Stated goal - Select every line containing the word "سنبلات" from the material, and copy those lines.

Dataset content -
-- Begin --

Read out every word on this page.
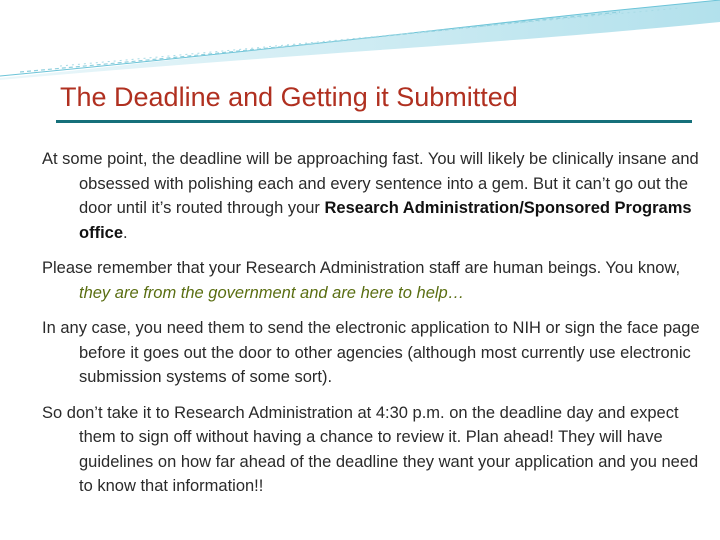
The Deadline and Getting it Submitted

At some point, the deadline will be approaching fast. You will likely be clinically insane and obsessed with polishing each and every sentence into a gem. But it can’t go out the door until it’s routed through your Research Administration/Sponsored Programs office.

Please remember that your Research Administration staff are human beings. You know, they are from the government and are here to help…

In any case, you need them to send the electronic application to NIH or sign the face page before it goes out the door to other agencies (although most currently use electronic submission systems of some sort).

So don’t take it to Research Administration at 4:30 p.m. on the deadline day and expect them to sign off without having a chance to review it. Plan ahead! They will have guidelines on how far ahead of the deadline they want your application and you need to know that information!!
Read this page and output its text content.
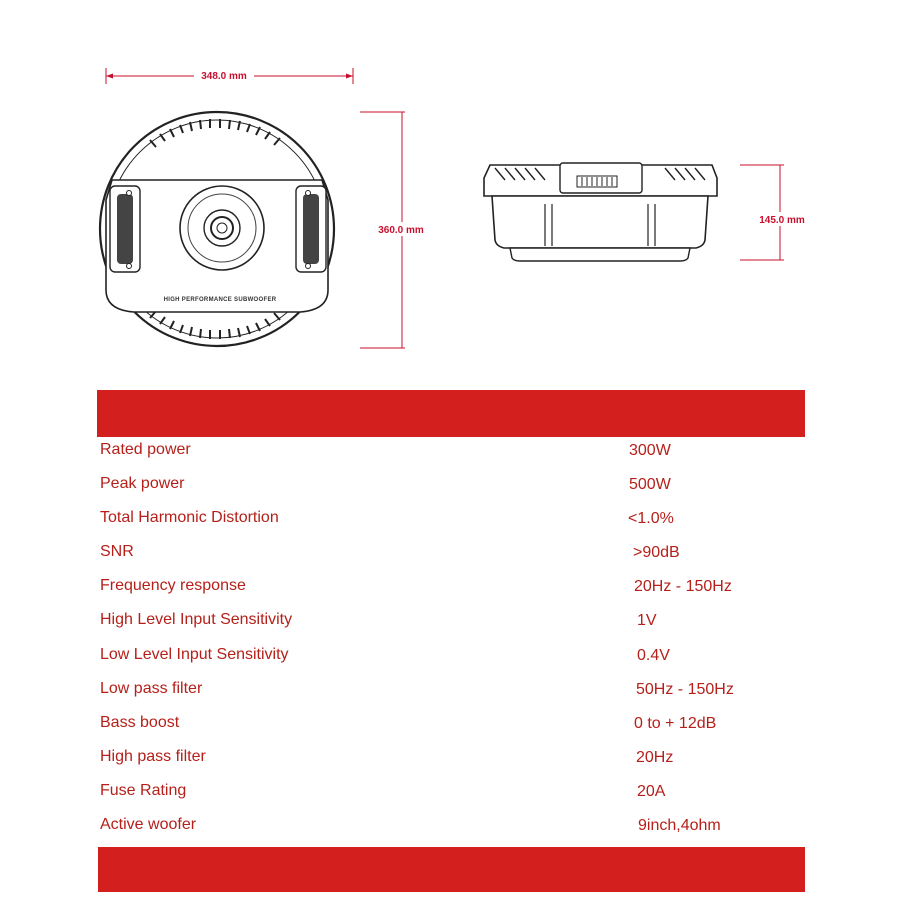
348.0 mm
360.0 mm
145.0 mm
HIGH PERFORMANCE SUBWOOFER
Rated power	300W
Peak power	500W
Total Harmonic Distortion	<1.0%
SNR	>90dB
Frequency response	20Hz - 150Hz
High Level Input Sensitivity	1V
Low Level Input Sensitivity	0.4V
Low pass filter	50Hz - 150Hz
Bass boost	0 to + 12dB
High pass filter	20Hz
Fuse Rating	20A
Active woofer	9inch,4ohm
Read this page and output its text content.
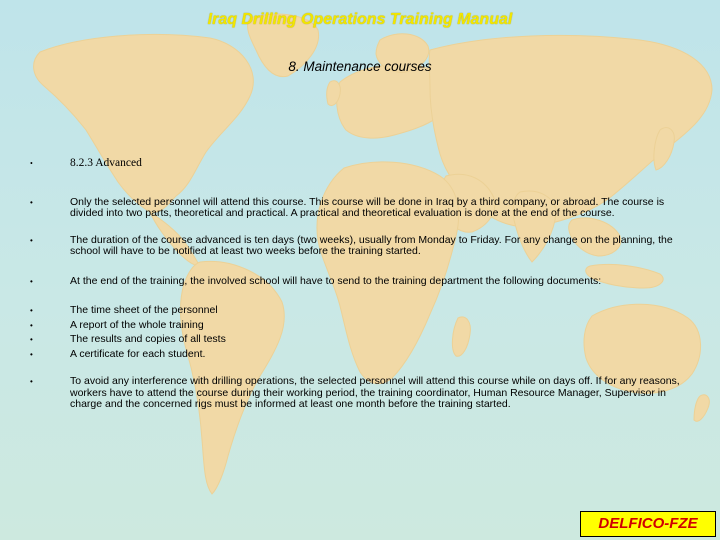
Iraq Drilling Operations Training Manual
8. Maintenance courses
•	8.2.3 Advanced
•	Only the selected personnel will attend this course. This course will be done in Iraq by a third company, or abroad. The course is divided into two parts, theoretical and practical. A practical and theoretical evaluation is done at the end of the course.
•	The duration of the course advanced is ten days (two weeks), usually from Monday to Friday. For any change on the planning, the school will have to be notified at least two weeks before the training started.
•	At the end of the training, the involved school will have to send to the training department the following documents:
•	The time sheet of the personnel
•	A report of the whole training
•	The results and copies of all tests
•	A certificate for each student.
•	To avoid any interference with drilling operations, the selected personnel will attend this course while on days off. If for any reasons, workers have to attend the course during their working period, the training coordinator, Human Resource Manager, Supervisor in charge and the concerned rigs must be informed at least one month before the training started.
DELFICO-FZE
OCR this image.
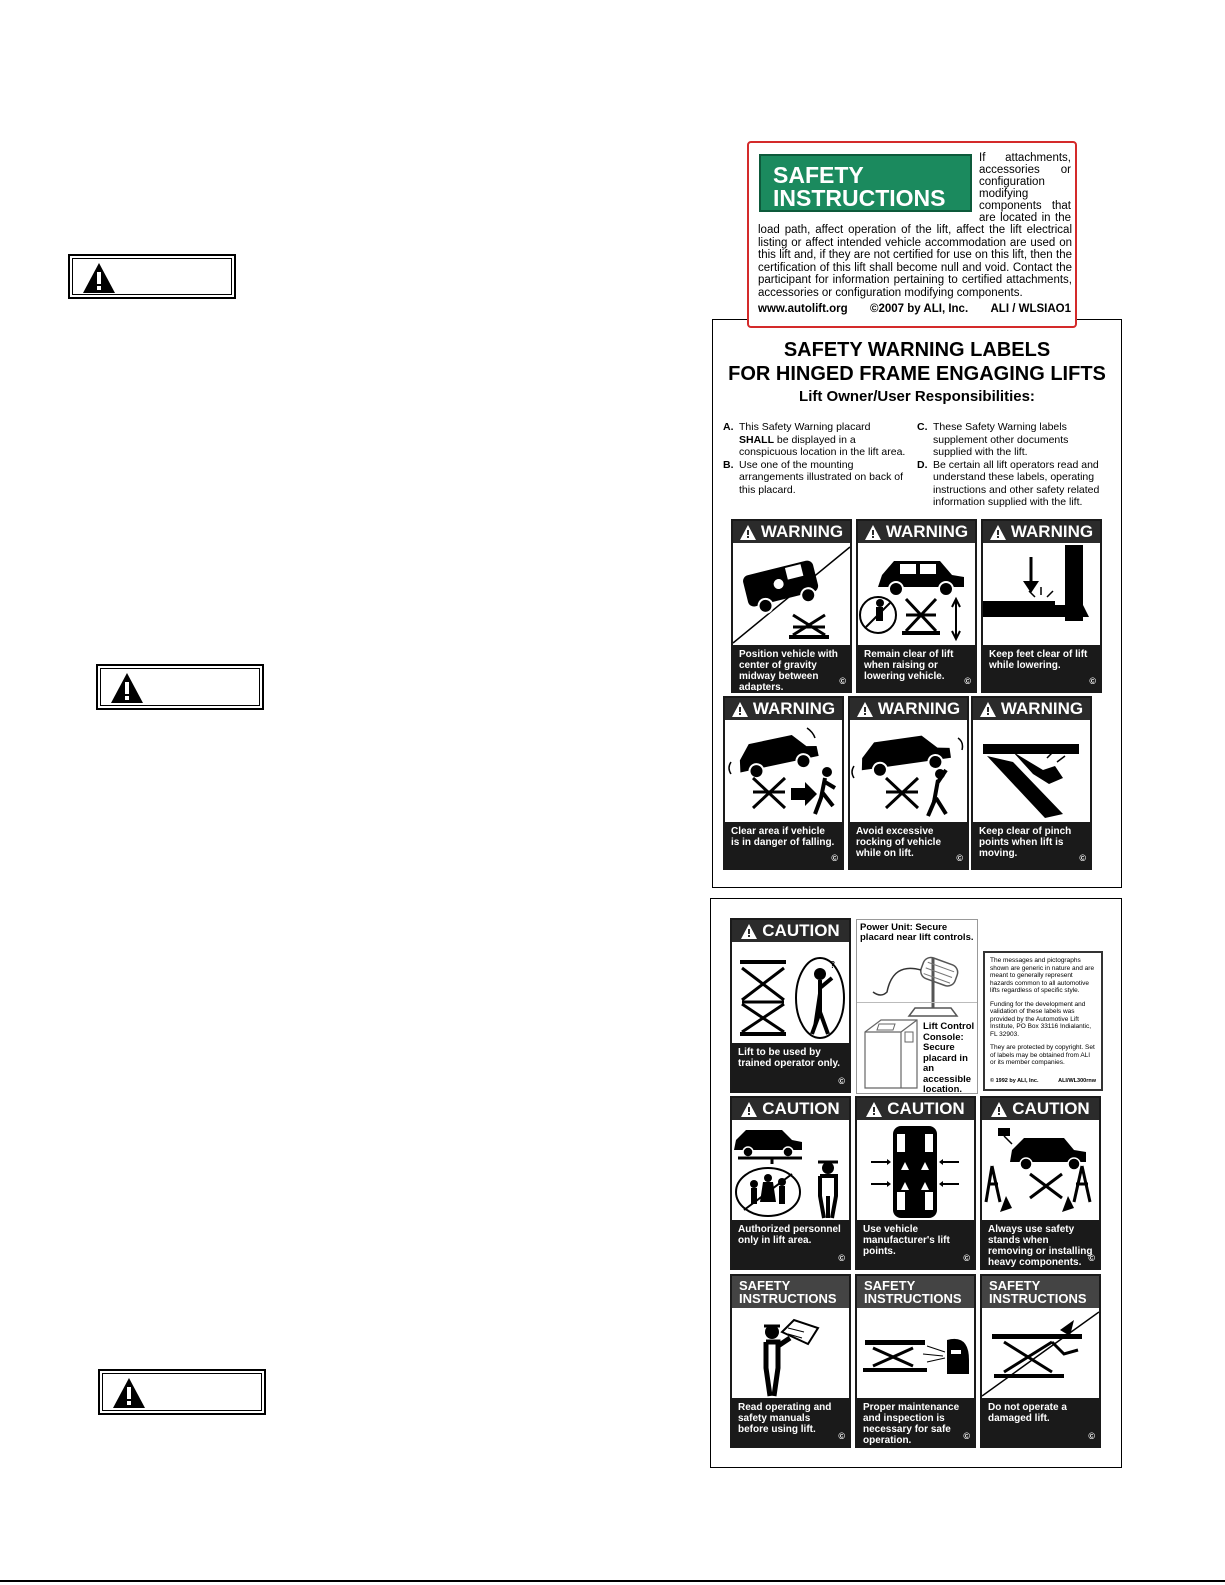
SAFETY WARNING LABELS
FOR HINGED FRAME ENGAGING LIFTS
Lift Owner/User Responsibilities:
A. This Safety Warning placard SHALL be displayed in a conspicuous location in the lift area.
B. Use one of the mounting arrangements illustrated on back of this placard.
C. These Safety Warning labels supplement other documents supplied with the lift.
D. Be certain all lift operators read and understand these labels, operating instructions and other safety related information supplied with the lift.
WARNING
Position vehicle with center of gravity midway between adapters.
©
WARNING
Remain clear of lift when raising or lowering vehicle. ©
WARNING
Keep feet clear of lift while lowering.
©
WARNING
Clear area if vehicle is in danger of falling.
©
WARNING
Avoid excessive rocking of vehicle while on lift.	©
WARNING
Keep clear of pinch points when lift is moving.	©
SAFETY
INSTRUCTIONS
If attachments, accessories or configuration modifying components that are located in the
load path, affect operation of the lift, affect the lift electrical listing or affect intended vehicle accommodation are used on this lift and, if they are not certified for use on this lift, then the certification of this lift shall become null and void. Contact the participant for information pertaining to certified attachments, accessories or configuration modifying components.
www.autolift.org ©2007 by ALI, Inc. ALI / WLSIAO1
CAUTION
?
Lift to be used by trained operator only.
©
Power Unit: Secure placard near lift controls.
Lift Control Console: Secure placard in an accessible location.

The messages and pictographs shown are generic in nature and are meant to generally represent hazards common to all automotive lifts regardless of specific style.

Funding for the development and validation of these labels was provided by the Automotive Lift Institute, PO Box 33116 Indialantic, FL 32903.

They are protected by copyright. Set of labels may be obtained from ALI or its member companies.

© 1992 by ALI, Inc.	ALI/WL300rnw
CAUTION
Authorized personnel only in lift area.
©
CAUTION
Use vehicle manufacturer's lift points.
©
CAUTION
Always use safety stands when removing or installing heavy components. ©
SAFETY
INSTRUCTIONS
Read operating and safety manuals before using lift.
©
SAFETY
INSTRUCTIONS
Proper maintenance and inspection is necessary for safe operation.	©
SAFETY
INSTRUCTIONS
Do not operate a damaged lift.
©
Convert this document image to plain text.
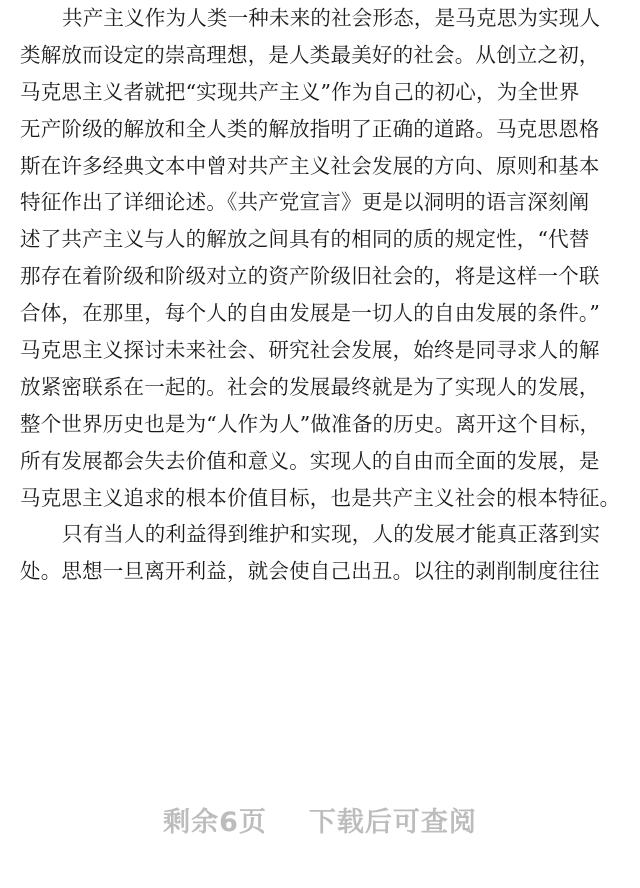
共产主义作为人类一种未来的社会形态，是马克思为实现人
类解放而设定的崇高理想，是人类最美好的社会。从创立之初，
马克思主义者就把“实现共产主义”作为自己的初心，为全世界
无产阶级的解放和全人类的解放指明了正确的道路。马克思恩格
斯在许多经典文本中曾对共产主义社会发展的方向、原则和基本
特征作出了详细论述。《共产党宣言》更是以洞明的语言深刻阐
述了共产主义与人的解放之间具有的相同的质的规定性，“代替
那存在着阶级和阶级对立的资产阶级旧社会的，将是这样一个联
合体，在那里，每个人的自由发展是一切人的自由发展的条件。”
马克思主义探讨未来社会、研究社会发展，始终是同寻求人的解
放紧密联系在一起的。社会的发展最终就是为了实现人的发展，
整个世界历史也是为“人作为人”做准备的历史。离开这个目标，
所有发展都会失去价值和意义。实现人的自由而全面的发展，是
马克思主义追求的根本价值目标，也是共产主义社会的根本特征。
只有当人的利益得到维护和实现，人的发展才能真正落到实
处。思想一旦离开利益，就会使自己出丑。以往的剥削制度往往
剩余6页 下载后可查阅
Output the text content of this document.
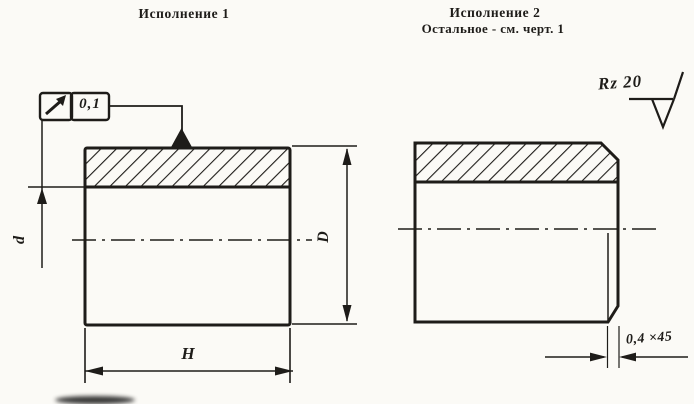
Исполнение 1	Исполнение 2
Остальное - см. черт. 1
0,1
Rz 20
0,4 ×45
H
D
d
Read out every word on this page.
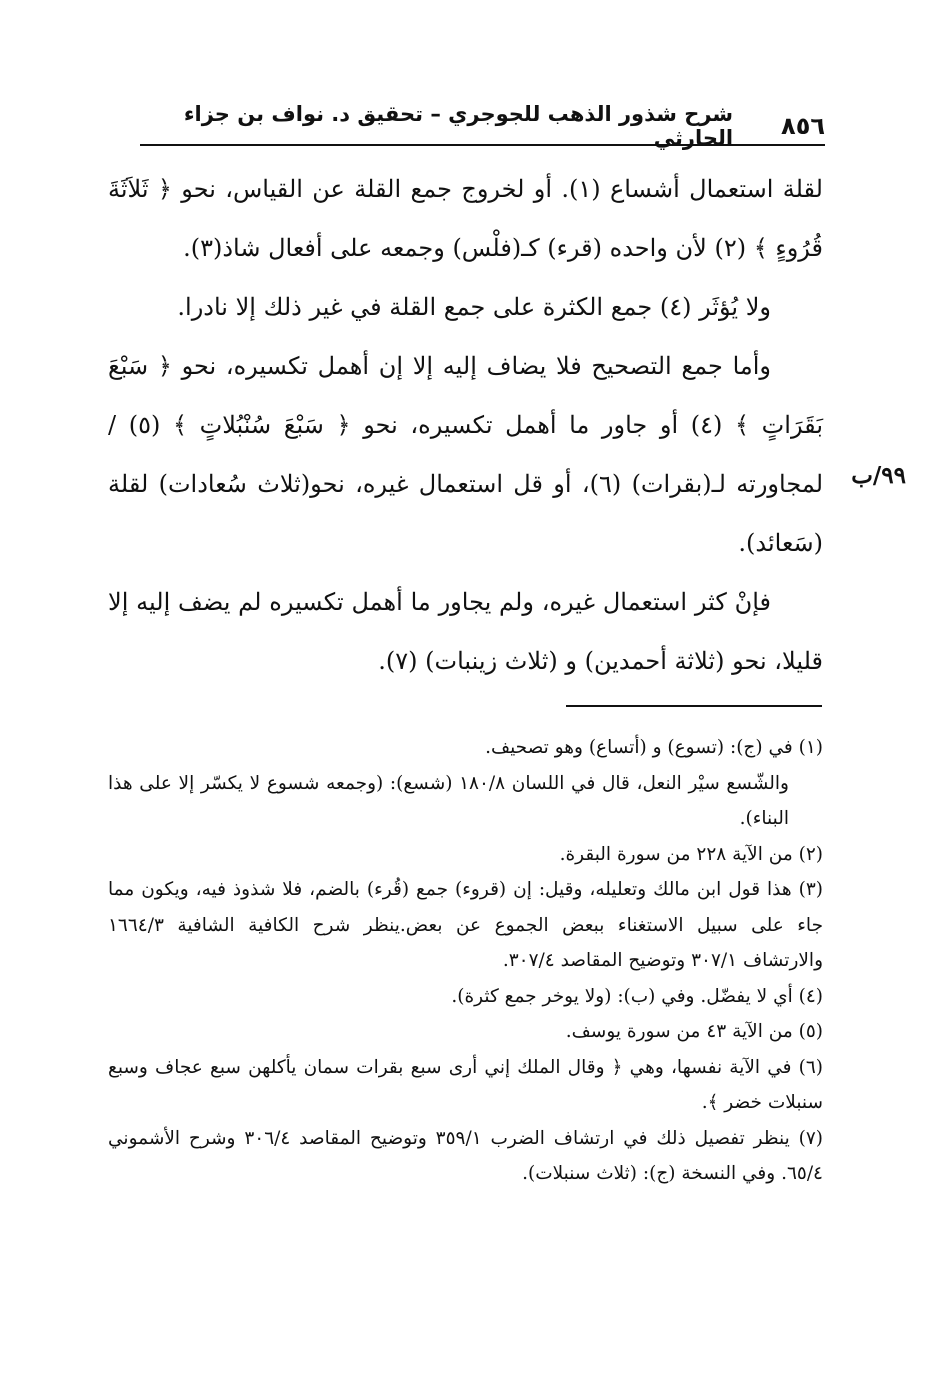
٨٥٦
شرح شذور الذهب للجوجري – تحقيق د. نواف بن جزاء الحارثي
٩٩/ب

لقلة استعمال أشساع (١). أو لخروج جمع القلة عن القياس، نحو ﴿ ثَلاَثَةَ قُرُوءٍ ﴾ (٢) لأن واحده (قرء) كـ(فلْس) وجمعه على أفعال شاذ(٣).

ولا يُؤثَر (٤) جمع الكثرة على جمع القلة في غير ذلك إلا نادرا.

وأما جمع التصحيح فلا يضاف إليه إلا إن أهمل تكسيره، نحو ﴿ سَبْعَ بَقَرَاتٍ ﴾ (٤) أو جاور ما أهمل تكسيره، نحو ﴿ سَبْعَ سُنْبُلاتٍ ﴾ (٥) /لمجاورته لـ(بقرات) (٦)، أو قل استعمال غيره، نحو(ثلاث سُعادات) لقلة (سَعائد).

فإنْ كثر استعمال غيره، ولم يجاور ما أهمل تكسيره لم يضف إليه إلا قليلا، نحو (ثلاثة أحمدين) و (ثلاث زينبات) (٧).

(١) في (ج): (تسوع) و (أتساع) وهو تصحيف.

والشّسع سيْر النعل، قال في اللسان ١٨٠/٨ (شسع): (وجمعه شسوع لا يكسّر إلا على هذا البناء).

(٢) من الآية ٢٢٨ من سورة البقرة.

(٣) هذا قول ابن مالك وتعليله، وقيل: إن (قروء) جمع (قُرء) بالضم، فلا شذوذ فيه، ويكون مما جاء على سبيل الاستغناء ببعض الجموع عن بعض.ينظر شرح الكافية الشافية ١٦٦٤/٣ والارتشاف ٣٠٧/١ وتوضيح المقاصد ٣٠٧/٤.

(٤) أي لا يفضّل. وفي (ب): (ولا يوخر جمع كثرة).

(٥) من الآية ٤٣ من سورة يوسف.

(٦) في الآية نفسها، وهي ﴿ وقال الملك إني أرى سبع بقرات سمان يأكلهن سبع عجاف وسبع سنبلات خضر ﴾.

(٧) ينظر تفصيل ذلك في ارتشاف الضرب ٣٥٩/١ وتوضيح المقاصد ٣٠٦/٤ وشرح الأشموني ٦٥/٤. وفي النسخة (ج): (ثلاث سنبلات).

-- End --

Answer in full -
(٦) في الآية نفسها، وهي ﴿ وقال الملك إني أرى سبع بقرات سمان يأكلهن سبع عجاف وسبع سنبلات خضر ﴾.
(٧) ينظر تفصيل ذلك في ارتشاف الضرب ٣٥٩/١ وتوضيح المقاصد ٣٠٦/٤ وشرح الأشموني ٦٥/٤. وفي النسخة (ج): (ثلاث سنبلات).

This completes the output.